Figure data in JSON
Start

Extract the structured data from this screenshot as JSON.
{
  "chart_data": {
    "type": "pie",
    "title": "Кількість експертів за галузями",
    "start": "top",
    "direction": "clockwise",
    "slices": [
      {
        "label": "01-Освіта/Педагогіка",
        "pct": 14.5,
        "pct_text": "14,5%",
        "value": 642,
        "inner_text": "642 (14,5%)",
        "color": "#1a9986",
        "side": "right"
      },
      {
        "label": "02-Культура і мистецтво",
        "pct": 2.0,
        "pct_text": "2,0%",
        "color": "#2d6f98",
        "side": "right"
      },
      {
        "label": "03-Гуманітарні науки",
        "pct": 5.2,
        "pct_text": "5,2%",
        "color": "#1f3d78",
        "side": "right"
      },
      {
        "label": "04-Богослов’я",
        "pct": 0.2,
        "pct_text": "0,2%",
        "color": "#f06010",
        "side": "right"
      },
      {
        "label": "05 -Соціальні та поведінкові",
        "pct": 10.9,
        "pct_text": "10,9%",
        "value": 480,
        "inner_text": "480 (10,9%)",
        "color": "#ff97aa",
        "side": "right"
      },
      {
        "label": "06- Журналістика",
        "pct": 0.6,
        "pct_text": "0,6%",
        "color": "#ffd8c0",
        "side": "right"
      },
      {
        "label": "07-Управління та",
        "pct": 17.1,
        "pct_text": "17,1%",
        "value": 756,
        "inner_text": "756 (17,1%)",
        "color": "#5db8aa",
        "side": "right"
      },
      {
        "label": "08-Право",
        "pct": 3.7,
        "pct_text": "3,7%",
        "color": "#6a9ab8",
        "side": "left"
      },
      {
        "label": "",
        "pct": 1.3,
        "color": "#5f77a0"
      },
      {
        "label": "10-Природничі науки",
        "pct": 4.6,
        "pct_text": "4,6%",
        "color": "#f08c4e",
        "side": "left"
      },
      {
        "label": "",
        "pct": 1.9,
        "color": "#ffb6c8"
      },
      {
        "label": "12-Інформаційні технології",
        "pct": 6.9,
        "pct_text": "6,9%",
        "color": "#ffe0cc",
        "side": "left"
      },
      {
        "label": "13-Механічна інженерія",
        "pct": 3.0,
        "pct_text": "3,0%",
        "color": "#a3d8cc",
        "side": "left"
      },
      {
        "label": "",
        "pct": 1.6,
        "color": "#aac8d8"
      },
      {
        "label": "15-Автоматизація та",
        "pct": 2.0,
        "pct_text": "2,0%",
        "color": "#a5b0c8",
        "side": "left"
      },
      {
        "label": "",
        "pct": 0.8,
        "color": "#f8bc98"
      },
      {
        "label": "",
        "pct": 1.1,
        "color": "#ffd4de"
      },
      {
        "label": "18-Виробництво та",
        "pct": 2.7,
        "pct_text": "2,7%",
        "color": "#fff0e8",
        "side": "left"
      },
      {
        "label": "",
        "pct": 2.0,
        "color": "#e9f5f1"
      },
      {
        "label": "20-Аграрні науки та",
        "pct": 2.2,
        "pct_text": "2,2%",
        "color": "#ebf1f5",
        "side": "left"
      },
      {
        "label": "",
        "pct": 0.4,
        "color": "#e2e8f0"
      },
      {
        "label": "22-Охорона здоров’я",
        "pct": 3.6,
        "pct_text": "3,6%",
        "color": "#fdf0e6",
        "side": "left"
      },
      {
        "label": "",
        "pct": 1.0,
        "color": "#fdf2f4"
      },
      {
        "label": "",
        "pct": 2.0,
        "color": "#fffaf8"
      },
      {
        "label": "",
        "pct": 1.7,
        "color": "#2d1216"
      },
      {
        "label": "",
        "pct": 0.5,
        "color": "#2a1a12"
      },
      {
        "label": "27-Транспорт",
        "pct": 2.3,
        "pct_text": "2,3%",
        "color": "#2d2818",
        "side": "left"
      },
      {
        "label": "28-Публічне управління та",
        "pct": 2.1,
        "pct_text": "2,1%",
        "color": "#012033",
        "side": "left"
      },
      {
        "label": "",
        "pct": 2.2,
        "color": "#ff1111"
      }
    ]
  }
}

End

What is expected ->
Extract the full set of entries word for word.

Written response ->
Extract the structured data from this screenshot as JSON.
{
  "chart_data": {
    "type": "pie",
    "title": "Кількість експертів за галузями",
    "start": "top",
    "direction": "clockwise",
    "slices": [
      {
        "label": "01-Освіта/Педагогіка",
        "pct": 14.5,
        "pct_text": "14,5%",
        "value": 642,
        "inner_text": "642 (14,5%)",
        "color": "#1a9986",
        "side": "right"
      },
      {
        "label": "02-Культура і мистецтво",
        "pct": 2.0,
        "pct_text": "2,0%",
        "color": "#2d6f98",
        "side": "right"
      },
      {
        "label": "03-Гуманітарні науки",
        "pct": 5.2,
        "pct_text": "5,2%",
        "color": "#1f3d78",
        "side": "right"
      },
      {
        "label": "04-Богослов’я",
        "pct": 0.2,
        "pct_text": "0,2%",
        "color": "#f06010",
        "side": "right"
      },
      {
        "label": "05 -Соціальні та поведінкові",
        "pct": 10.9,
        "pct_text": "10,9%",
        "value": 480,
        "inner_text": "480 (10,9%)",
        "color": "#ff97aa",
        "side": "right"
      },
      {
        "label": "06- Журналістика",
        "pct": 0.6,
        "pct_text": "0,6%",
        "color": "#ffd8c0",
        "side": "right"
      },
      {
        "label": "07-Управління та",
        "pct": 17.1,
        "pct_text": "17,1%",
        "value": 756,
        "inner_text": "756 (17,1%)",
        "color": "#5db8aa",
        "side": "right"
      },
      {
        "label": "08-Право",
        "pct": 3.7,
        "pct_text": "3,7%",
        "color": "#6a9ab8",
        "side": "left"
      },
      {
        "label": "",
        "pct": 1.3,
        "color": "#5f77a0"
      },
      {
        "label": "10-Природничі науки",
        "pct": 4.6,
        "pct_text": "4,6%",
        "color": "#f08c4e",
        "side": "left"
      },
      {
        "label": "",
        "pct": 1.9,
        "color": "#ffb6c8"
      },
      {
        "label": "12-Інформаційні технології",
        "pct": 6.9,
        "pct_text": "6,9%",
        "color": "#ffe0cc",
        "side": "left"
      },
      {
        "label": "13-Механічна інженерія",
        "pct": 3.0,
        "pct_text": "3,0%",
        "color": "#a3d8cc",
        "side": "left"
      },
      {
        "label": "",
        "pct": 1.6,
        "color": "#aac8d8"
      },
      {
        "label": "15-Автоматизація та",
        "pct": 2.0,
        "pct_text": "2,0%",
        "color": "#a5b0c8",
        "side": "left"
      },
      {
        "label": "",
        "pct": 0.8,
        "color": "#f8bc98"
      },
      {
        "label": "",
        "pct": 1.1,
        "color": "#ffd4de"
      },
      {
        "label": "18-Виробництво та",
        "pct": 2.7,
        "pct_text": "2,7%",
        "color": "#fff0e8",
        "side": "left"
      },
      {
        "label": "",
        "pct": 2.0,
        "color": "#e9f5f1"
      },
      {
        "label": "20-Аграрні науки та",
        "pct": 2.2,
        "pct_text": "2,2%",
        "color": "#ebf1f5",
        "side": "left"
      },
      {
        "label": "",
        "pct": 0.4,
        "color": "#e2e8f0"
      },
      {
        "label": "22-Охорона здоров’я",
        "pct": 3.6,
        "pct_text": "3,6%",
        "color": "#fdf0e6",
        "side": "left"
      },
      {
        "label": "",
        "pct": 1.0,
        "color": "#fdf2f4"
      },
      {
        "label": "",
        "pct": 2.0,
        "color": "#fffaf8"
      },
      {
        "label": "",
        "pct": 1.7,
        "color": "#2d1216"
      },
      {
        "label": "",
        "pct": 0.5,
        "color": "#2a1a12"
      },
      {
        "label": "27-Транспорт",
        "pct": 2.3,
        "pct_text": "2,3%",
        "color": "#2d2818",
        "side": "left"
      },
      {
        "label": "28-Публічне управління та",
        "pct": 2.1,
        "pct_text": "2,1%",
        "color": "#012033",
        "side": "left"
      },
      {
        "label": "",
        "pct": 2.2,
        "color": "#ff1111"
      }
    ]
  }
}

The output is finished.